• Instruction
Report how many lines in the records hold the string "screenshot"; give the number and nothing else.

• Provided records
════

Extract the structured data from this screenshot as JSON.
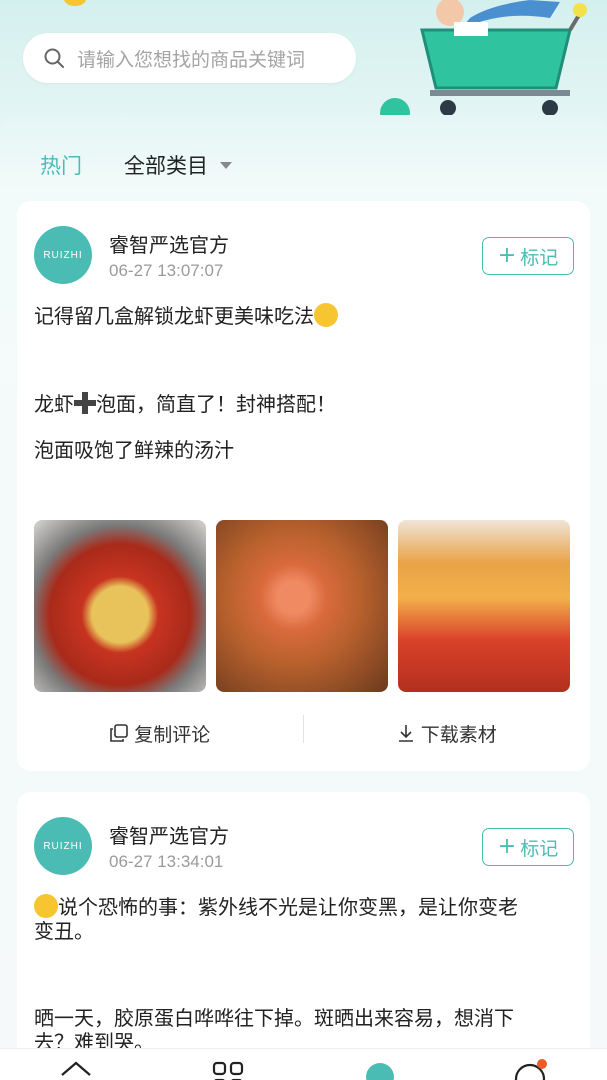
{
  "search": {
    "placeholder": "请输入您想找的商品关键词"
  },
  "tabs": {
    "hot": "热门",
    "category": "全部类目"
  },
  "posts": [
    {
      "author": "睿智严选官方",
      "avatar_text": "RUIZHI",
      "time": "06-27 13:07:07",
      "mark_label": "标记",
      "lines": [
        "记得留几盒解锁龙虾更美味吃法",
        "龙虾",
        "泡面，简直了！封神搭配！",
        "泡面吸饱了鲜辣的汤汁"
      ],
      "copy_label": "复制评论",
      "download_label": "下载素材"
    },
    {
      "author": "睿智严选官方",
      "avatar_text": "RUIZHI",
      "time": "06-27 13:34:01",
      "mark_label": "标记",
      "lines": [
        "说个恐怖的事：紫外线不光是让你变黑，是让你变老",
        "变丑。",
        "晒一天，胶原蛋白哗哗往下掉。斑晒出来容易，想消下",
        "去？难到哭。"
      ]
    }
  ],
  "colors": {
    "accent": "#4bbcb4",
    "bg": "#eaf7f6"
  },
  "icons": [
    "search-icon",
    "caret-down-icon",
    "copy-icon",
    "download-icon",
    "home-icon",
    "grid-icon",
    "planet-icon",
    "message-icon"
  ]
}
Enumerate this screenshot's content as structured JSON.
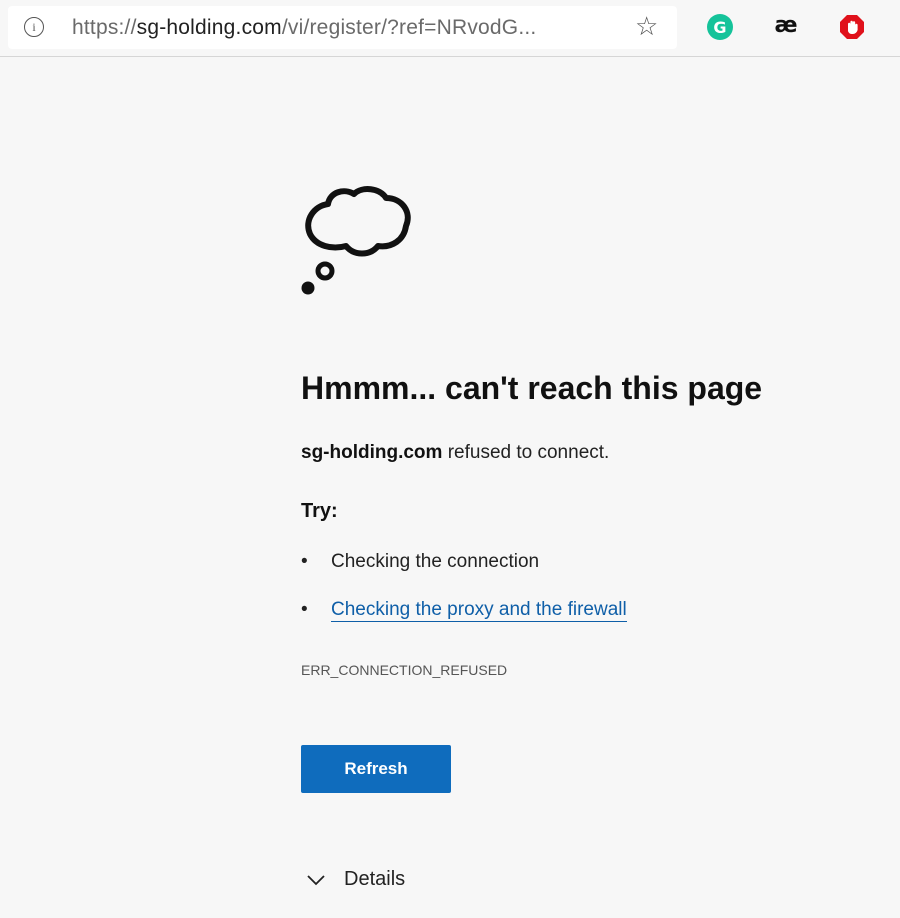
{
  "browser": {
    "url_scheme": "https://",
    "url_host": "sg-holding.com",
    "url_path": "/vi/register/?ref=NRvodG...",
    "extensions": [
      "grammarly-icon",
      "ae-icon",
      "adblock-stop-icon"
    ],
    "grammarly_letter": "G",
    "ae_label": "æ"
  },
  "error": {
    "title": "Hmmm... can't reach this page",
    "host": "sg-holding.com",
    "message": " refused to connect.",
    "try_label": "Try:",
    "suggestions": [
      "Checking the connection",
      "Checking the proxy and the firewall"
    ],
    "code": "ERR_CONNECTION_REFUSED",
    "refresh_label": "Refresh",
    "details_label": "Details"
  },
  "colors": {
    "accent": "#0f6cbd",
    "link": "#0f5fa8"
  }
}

════

• Task solution
2